* Direction: Gather every line of the entries that includes the word "森林顶级杀手".

## begin

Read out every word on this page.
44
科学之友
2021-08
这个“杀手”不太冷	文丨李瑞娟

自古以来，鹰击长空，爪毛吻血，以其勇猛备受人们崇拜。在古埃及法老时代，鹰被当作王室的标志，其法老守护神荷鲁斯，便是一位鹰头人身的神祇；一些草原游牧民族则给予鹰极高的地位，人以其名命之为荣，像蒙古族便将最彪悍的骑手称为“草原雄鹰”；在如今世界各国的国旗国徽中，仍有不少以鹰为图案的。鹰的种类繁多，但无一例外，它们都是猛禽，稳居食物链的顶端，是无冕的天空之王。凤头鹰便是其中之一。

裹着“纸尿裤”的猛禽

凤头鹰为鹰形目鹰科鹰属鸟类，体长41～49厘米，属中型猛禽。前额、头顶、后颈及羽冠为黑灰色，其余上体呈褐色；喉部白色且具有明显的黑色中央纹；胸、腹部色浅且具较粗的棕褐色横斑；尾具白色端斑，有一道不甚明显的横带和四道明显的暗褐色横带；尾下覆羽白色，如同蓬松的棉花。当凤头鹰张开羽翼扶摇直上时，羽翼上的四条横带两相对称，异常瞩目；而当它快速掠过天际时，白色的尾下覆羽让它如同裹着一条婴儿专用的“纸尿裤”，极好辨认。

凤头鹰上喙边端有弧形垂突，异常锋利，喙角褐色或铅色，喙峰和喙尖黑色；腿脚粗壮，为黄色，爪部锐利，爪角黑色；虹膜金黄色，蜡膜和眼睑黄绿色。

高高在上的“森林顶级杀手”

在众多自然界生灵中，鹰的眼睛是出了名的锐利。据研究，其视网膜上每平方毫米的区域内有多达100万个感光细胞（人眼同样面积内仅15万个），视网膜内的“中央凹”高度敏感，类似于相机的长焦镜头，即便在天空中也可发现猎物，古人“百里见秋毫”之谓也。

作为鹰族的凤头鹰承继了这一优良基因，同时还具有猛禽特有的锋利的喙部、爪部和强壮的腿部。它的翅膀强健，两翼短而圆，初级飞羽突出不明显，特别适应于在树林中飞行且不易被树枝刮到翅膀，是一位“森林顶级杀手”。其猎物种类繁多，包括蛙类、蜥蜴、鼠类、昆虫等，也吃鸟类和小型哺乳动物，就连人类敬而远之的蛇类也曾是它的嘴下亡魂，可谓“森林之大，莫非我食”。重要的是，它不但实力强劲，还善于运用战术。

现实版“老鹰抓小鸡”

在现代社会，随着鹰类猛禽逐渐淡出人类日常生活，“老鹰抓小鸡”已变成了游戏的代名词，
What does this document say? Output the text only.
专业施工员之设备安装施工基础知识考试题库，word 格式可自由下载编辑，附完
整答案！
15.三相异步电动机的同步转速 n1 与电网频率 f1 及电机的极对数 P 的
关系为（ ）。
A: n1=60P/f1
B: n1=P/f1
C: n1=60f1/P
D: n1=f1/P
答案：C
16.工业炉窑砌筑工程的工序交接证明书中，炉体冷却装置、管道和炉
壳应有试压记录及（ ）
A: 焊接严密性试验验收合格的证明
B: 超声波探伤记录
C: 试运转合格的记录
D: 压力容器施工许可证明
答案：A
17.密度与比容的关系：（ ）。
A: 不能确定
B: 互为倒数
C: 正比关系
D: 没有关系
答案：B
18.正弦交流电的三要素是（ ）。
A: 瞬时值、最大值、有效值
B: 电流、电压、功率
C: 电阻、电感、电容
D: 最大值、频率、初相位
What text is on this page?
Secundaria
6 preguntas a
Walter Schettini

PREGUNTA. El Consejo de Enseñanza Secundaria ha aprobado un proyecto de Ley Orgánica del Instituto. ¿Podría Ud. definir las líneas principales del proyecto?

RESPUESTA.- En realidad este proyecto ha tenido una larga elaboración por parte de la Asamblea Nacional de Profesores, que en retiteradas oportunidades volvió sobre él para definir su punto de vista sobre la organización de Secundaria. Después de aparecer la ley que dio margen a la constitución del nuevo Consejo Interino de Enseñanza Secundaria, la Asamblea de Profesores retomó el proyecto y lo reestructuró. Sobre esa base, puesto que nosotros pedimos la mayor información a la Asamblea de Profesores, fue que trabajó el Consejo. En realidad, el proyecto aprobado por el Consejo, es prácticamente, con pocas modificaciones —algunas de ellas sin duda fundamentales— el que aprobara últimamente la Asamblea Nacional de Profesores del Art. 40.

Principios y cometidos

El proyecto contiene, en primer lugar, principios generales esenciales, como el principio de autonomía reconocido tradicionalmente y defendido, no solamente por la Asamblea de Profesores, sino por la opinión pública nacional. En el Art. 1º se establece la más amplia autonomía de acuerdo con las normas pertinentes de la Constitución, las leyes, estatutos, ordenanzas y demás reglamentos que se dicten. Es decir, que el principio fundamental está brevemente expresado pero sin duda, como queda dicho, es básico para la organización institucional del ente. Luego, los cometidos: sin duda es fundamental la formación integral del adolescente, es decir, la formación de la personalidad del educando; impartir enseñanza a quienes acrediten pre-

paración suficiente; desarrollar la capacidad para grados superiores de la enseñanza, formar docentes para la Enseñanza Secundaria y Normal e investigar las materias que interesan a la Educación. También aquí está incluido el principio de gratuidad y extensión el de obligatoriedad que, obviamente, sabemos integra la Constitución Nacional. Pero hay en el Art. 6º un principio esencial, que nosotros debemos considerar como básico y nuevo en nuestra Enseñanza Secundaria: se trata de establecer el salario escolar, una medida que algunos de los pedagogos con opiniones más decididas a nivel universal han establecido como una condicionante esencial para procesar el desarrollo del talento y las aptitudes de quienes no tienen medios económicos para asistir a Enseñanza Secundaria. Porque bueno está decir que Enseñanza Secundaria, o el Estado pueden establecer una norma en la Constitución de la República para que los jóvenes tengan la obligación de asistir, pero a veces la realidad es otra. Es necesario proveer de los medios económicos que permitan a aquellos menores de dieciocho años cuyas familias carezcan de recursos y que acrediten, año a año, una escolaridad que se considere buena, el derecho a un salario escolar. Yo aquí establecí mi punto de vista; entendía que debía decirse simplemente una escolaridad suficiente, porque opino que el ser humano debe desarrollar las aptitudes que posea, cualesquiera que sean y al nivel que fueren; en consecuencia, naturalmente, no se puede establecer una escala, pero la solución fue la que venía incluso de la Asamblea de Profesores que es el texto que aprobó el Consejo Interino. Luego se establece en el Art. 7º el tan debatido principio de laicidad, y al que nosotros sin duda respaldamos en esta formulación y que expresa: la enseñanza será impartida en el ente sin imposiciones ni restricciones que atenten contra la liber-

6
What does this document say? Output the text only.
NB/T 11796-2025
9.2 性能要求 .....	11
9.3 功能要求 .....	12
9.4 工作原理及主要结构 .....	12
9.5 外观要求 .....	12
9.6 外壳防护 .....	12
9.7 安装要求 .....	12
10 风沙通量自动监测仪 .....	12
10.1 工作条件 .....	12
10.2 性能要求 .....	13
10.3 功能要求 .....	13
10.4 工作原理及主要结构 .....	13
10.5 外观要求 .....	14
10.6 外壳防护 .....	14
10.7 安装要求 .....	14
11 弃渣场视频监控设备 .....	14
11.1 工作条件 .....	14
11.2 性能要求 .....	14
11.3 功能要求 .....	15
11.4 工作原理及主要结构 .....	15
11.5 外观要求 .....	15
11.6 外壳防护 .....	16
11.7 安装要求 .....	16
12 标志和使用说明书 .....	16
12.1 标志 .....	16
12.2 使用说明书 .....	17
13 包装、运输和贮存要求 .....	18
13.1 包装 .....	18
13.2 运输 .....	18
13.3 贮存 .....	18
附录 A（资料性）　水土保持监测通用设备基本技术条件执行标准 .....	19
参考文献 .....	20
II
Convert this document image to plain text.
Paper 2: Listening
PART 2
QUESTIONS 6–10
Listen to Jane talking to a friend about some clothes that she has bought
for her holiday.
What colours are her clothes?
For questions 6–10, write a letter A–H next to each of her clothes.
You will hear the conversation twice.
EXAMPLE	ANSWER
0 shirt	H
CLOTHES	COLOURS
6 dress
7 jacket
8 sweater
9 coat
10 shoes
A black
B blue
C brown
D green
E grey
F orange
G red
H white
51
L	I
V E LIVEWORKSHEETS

## end

* Answer to this task:
高高在上的“森林顶级杀手”
作为鹰族的凤头鹰承继了这一优良基因，同时还具有猛禽特有的锋利的喙部、爪部和强壮的腿部。它的翅膀强健，两翼短而圆，初级飞羽突出不明显，特别适应于在树林中飞行且不易被树枝刮到翅膀，是一位“森林顶级杀手”。其猎物种类繁多，包括蛙类、蜥蜴、鼠类、昆虫等，也吃鸟类和小型哺乳动物，就连人类敬而远之的蛇类也曾是它的嘴下亡魂，可谓“森林之大，莫非我食”。重要的是，它不但实力强劲，还善于运用战术。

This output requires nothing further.